* TAREFA PROPOSTA
Reescreva de forma mais concisa o parágrafo do trecho do documento iniciado por "Enquanto Michel Temer", mantendo os fatos principais.

* TRECHO DO DOCUMENTO
Dias atrás, o governo anunciou um Plano de Demissão Voluntária de servidores. Em teoria, faz sentido;
basta circular pelos ministérios para ver que há pessoal em excesso. Na
prática, porém, os resultados serão inexpressivos. E o pior é que, enquanto sobram afilhados
de políticos ocupando cargos na estrutura pública, onde vagas são oferecidas em
troca da fidelidade na votação da denúncia por corrupção, faltam servidores em
áreas fundamentais ― como na Polícia
Rodoviária Federal. Isso sem mencionar que políticos aliados que não conseguiram se eleger
ganham polpudas remunerações nos altos escalões de estatais, de onde dão uma
banana para o teto salarial e morrem de ri da crise e dos trouxas que sustentam suas mordomias.
Enquanto Michel Temer
reedita os tempos sombrios em que Dilma
agonizava ― só que com juros de agiota e correção monetária da era Sarney ―, a
sociedade civil continua calada, pagando a conta de um governo que aumenta
escandalosamente os impostos sobre os combustíveis para cobrir o rombo no
Orçamento, mas torra R$ 2,5 bilhões com excesso de bagagem, carros oficiais e
serviços de copa e cozinha. Só com despesas relacionadas com carros oficiais foram gastos mais de R$ 1,6 bi ― mais que o triplo da verba
destinada ao Ministério do Meio Ambiente, por exemplo, que terá de se virar com
cerca de R$ 440 milhões neste ano.

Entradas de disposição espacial

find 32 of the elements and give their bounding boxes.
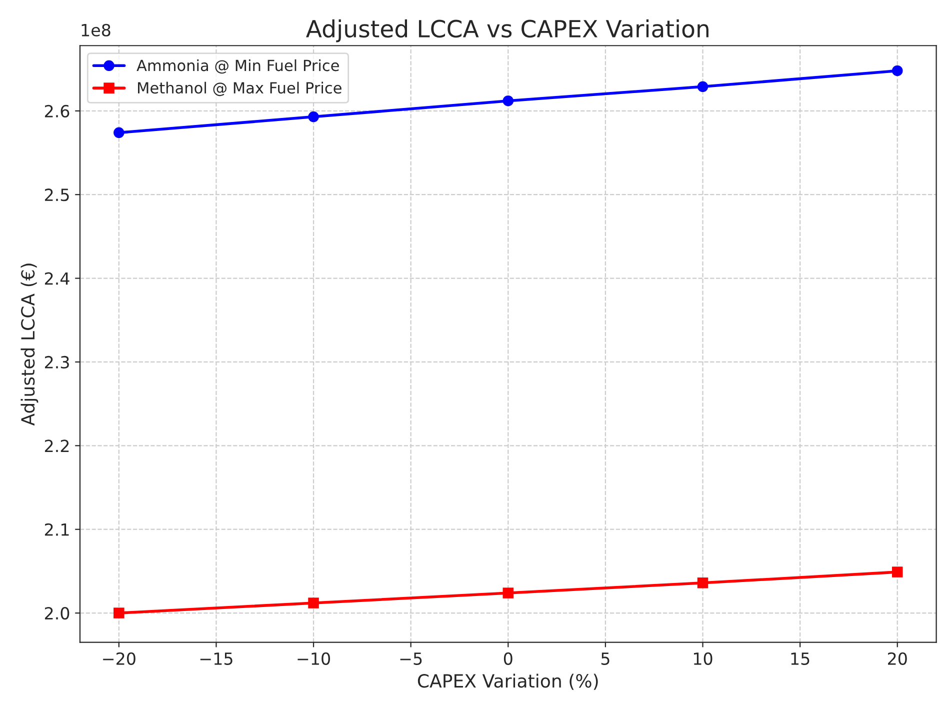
point	[114, 608, 124, 618]
x-tick-label: 15	[791, 652, 810, 665]
y-tick-label: 2.4	[44, 272, 70, 285]
point	[697, 81, 708, 92]
text: 1e8	[82, 24, 110, 36]
x-axis-title: CAPEX Variation (%)	[418, 674, 598, 690]
y-axis-title: Adjusted LCCA (€)	[20, 264, 38, 426]
point	[308, 598, 319, 608]
x-tick-label: 5	[601, 652, 610, 665]
y-tick-label: 2.3	[44, 356, 69, 369]
x-tick-label: −5	[400, 652, 422, 665]
point	[502, 588, 514, 598]
point	[697, 578, 708, 588]
x-tick-label: 10	[694, 652, 712, 665]
point	[892, 65, 903, 76]
point	[308, 111, 319, 122]
x-tick-label: −10	[298, 652, 330, 665]
point	[114, 127, 124, 138]
y-tick-label: 2.5	[44, 188, 69, 202]
legend-label: Ammonia @ Min Fuel Price	[136, 59, 339, 74]
point	[892, 566, 903, 578]
x-tick-label: 20	[888, 652, 907, 665]
y-tick-label: 2.0	[44, 607, 70, 620]
chart-title: Adjusted LCCA vs CAPEX Variation	[306, 19, 708, 42]
y-tick-label: 2.2	[44, 440, 69, 452]
x-tick-label: −15	[200, 652, 232, 665]
x-tick-label: 0	[504, 652, 512, 665]
legend-label: Methanol @ Max Fuel Price	[138, 82, 342, 96]
x-tick-label: −20	[103, 652, 136, 665]
y-tick-label: 2.6	[44, 104, 70, 118]
point	[502, 95, 514, 106]
y-tick-label: 2.1	[44, 523, 69, 536]
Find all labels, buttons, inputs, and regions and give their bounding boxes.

* RESPOSTA COMPLETA
Michel Temer reedita os tempos sombrios da agonia de Dilma, agora com juros de agiota e correção monetária da era Sarney. Enquanto isso, a sociedade civil permanece calada e paga a conta de um governo que aumenta muito os impostos sobre os combustíveis para cobrir o rombo no Orçamento. Esse mesmo governo gasta R$ 2,5 bilhões com excesso de bagagem, carros oficiais e serviços de copa e cozinha. Só com carros oficiais foram mais de R$ 1,6 bilhão, mais que o triplo dos cerca de R$ 440 milhões destinados neste ano ao Ministério do Meio Ambiente.